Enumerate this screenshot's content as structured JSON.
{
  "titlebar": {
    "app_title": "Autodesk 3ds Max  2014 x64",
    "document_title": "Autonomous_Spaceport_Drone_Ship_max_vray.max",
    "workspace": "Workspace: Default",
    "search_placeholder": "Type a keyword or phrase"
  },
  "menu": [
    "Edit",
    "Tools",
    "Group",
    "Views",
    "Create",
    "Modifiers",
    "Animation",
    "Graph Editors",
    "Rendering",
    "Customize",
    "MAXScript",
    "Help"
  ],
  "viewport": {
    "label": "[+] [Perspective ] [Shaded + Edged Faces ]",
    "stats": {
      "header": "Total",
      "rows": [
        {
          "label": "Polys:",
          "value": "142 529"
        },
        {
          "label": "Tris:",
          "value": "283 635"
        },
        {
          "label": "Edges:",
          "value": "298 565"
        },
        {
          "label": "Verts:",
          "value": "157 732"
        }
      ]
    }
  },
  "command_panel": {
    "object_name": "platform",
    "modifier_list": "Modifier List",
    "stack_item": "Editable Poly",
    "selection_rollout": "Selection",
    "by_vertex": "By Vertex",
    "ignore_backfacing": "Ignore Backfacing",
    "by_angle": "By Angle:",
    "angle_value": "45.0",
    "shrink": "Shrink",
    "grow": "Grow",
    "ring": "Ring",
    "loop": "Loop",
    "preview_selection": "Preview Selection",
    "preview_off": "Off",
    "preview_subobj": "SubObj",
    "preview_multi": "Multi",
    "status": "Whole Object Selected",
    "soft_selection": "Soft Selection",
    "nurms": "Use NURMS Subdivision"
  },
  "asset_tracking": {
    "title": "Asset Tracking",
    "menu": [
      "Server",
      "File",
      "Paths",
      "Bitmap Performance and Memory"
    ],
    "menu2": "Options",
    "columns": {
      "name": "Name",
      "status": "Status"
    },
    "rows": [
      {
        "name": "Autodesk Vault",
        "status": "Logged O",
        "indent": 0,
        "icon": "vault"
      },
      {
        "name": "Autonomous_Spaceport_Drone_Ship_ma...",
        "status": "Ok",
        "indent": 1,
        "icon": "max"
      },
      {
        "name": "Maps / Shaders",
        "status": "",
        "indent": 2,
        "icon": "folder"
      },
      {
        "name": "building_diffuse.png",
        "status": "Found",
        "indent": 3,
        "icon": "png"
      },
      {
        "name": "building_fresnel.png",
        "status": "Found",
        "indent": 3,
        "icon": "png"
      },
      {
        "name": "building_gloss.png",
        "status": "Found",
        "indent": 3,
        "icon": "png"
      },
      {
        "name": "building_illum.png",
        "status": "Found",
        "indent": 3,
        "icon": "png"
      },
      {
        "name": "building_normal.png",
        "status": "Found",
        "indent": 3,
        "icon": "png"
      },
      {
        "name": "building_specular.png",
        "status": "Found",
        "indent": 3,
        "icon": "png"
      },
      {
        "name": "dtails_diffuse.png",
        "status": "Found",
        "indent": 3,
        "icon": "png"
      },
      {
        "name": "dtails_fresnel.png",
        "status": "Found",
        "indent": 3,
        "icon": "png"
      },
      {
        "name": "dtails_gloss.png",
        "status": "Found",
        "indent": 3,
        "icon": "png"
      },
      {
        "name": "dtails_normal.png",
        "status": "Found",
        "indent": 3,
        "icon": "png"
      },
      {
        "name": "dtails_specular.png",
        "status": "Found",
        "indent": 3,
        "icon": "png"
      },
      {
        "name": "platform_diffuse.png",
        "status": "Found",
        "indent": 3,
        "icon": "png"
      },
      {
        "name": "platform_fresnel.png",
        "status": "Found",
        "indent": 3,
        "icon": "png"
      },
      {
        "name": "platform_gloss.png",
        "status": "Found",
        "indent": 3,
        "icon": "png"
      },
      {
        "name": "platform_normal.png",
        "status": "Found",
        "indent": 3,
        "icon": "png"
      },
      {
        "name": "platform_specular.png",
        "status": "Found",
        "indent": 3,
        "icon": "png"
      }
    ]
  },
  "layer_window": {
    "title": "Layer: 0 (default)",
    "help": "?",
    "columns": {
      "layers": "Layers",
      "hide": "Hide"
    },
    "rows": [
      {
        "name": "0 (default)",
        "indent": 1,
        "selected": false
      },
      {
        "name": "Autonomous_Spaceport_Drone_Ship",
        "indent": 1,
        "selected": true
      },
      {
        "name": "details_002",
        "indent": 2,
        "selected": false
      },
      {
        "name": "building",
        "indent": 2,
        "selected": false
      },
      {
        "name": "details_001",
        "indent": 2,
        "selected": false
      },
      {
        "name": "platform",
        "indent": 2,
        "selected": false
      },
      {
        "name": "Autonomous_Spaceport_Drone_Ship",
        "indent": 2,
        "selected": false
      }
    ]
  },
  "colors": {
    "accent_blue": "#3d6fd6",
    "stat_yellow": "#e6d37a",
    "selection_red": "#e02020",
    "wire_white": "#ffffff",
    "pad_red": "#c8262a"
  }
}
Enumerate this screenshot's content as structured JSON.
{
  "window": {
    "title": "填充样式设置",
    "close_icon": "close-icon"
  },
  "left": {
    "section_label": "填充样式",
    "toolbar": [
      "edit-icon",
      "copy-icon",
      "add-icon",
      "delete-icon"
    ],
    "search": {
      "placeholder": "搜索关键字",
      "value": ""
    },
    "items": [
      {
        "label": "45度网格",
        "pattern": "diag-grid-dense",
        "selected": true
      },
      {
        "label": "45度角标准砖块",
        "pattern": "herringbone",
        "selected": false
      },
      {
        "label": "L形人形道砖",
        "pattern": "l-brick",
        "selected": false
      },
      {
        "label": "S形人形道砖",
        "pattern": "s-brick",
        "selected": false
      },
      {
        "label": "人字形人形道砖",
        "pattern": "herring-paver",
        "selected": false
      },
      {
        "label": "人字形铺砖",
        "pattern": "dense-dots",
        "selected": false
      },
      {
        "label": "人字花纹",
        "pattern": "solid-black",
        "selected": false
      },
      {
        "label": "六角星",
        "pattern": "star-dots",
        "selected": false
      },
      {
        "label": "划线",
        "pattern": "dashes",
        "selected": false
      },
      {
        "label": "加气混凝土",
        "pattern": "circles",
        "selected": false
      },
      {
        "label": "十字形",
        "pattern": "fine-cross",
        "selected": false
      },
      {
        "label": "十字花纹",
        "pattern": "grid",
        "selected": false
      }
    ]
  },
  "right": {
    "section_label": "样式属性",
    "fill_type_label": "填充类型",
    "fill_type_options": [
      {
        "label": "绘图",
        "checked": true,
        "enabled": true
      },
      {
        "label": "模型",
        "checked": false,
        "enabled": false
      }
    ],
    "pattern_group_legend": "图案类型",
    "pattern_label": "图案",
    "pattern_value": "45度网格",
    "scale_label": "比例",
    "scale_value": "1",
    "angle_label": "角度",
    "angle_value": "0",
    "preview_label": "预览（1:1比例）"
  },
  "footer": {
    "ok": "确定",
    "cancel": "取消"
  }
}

◆ TO BE DONE ◆
Reproduce the entries above in full, verbatim.

◆ ANSWER TO THE PROBLEM ◆
Enumerate this screenshot's content as structured JSON.
{
  "titlebar": {
    "app_title": "Autodesk 3ds Max  2014 x64",
    "document_title": "Autonomous_Spaceport_Drone_Ship_max_vray.max",
    "workspace": "Workspace: Default",
    "search_placeholder": "Type a keyword or phrase"
  },
  "menu": [
    "Edit",
    "Tools",
    "Group",
    "Views",
    "Create",
    "Modifiers",
    "Animation",
    "Graph Editors",
    "Rendering",
    "Customize",
    "MAXScript",
    "Help"
  ],
  "viewport": {
    "label": "[+] [Perspective ] [Shaded + Edged Faces ]",
    "stats": {
      "header": "Total",
      "rows": [
        {
          "label": "Polys:",
          "value": "142 529"
        },
        {
          "label": "Tris:",
          "value": "283 635"
        },
        {
          "label": "Edges:",
          "value": "298 565"
        },
        {
          "label": "Verts:",
          "value": "157 732"
        }
      ]
    }
  },
  "command_panel": {
    "object_name": "platform",
    "modifier_list": "Modifier List",
    "stack_item": "Editable Poly",
    "selection_rollout": "Selection",
    "by_vertex": "By Vertex",
    "ignore_backfacing": "Ignore Backfacing",
    "by_angle": "By Angle:",
    "angle_value": "45.0",
    "shrink": "Shrink",
    "grow": "Grow",
    "ring": "Ring",
    "loop": "Loop",
    "preview_selection": "Preview Selection",
    "preview_off": "Off",
    "preview_subobj": "SubObj",
    "preview_multi": "Multi",
    "status": "Whole Object Selected",
    "soft_selection": "Soft Selection",
    "nurms": "Use NURMS Subdivision"
  },
  "asset_tracking": {
    "title": "Asset Tracking",
    "menu": [
      "Server",
      "File",
      "Paths",
      "Bitmap Performance and Memory"
    ],
    "menu2": "Options",
    "columns": {
      "name": "Name",
      "status": "Status"
    },
    "rows": [
      {
        "name": "Autodesk Vault",
        "status": "Logged O",
        "indent": 0,
        "icon": "vault"
      },
      {
        "name": "Autonomous_Spaceport_Drone_Ship_ma...",
        "status": "Ok",
        "indent": 1,
        "icon": "max"
      },
      {
        "name": "Maps / Shaders",
        "status": "",
        "indent": 2,
        "icon": "folder"
      },
      {
        "name": "building_diffuse.png",
        "status": "Found",
        "indent": 3,
        "icon": "png"
      },
      {
        "name": "building_fresnel.png",
        "status": "Found",
        "indent": 3,
        "icon": "png"
      },
      {
        "name": "building_gloss.png",
        "status": "Found",
        "indent": 3,
        "icon": "png"
      },
      {
        "name": "building_illum.png",
        "status": "Found",
        "indent": 3,
        "icon": "png"
      },
      {
        "name": "building_normal.png",
        "status": "Found",
        "indent": 3,
        "icon": "png"
      },
      {
        "name": "building_specular.png",
        "status": "Found",
        "indent": 3,
        "icon": "png"
      },
      {
        "name": "dtails_diffuse.png",
        "status": "Found",
        "indent": 3,
        "icon": "png"
      },
      {
        "name": "dtails_fresnel.png",
        "status": "Found",
        "indent": 3,
        "icon": "png"
      },
      {
        "name": "dtails_gloss.png",
        "status": "Found",
        "indent": 3,
        "icon": "png"
      },
      {
        "name": "dtails_normal.png",
        "status": "Found",
        "indent": 3,
        "icon": "png"
      },
      {
        "name": "dtails_specular.png",
        "status": "Found",
        "indent": 3,
        "icon": "png"
      },
      {
        "name": "platform_diffuse.png",
        "status": "Found",
        "indent": 3,
        "icon": "png"
      },
      {
        "name": "platform_fresnel.png",
        "status": "Found",
        "indent": 3,
        "icon": "png"
      },
      {
        "name": "platform_gloss.png",
        "status": "Found",
        "indent": 3,
        "icon": "png"
      },
      {
        "name": "platform_normal.png",
        "status": "Found",
        "indent": 3,
        "icon": "png"
      },
      {
        "name": "platform_specular.png",
        "status": "Found",
        "indent": 3,
        "icon": "png"
      }
    ]
  },
  "layer_window": {
    "title": "Layer: 0 (default)",
    "help": "?",
    "columns": {
      "layers": "Layers",
      "hide": "Hide"
    },
    "rows": [
      {
        "name": "0 (default)",
        "indent": 1,
        "selected": false
      },
      {
        "name": "Autonomous_Spaceport_Drone_Ship",
        "indent": 1,
        "selected": true
      },
      {
        "name": "details_002",
        "indent": 2,
        "selected": false
      },
      {
        "name": "building",
        "indent": 2,
        "selected": false
      },
      {
        "name": "details_001",
        "indent": 2,
        "selected": false
      },
      {
        "name": "platform",
        "indent": 2,
        "selected": false
      },
      {
        "name": "Autonomous_Spaceport_Drone_Ship",
        "indent": 2,
        "selected": false
      }
    ]
  },
  "colors": {
    "accent_blue": "#3d6fd6",
    "stat_yellow": "#e6d37a",
    "selection_red": "#e02020",
    "wire_white": "#ffffff",
    "pad_red": "#c8262a"
  }
}
Enumerate this screenshot's content as structured JSON.
{
  "window": {
    "title": "填充样式设置",
    "close_icon": "close-icon"
  },
  "left": {
    "section_label": "填充样式",
    "toolbar": [
      "edit-icon",
      "copy-icon",
      "add-icon",
      "delete-icon"
    ],
    "search": {
      "placeholder": "搜索关键字",
      "value": ""
    },
    "items": [
      {
        "label": "45度网格",
        "pattern": "diag-grid-dense",
        "selected": true
      },
      {
        "label": "45度角标准砖块",
        "pattern": "herringbone",
        "selected": false
      },
      {
        "label": "L形人形道砖",
        "pattern": "l-brick",
        "selected": false
      },
      {
        "label": "S形人形道砖",
        "pattern": "s-brick",
        "selected": false
      },
      {
        "label": "人字形人形道砖",
        "pattern": "herring-paver",
        "selected": false
      },
      {
        "label": "人字形铺砖",
        "pattern": "dense-dots",
        "selected": false
      },
      {
        "label": "人字花纹",
        "pattern": "solid-black",
        "selected": false
      },
      {
        "label": "六角星",
        "pattern": "star-dots",
        "selected": false
      },
      {
        "label": "划线",
        "pattern": "dashes",
        "selected": false
      },
      {
        "label": "加气混凝土",
        "pattern": "circles",
        "selected": false
      },
      {
        "label": "十字形",
        "pattern": "fine-cross",
        "selected": false
      },
      {
        "label": "十字花纹",
        "pattern": "grid",
        "selected": false
      }
    ]
  },
  "right": {
    "section_label": "样式属性",
    "fill_type_label": "填充类型",
    "fill_type_options": [
      {
        "label": "绘图",
        "checked": true,
        "enabled": true
      },
      {
        "label": "模型",
        "checked": false,
        "enabled": false
      }
    ],
    "pattern_group_legend": "图案类型",
    "pattern_label": "图案",
    "pattern_value": "45度网格",
    "scale_label": "比例",
    "scale_value": "1",
    "angle_label": "角度",
    "angle_value": "0",
    "preview_label": "预览（1:1比例）"
  },
  "footer": {
    "ok": "确定",
    "cancel": "取消"
  }
}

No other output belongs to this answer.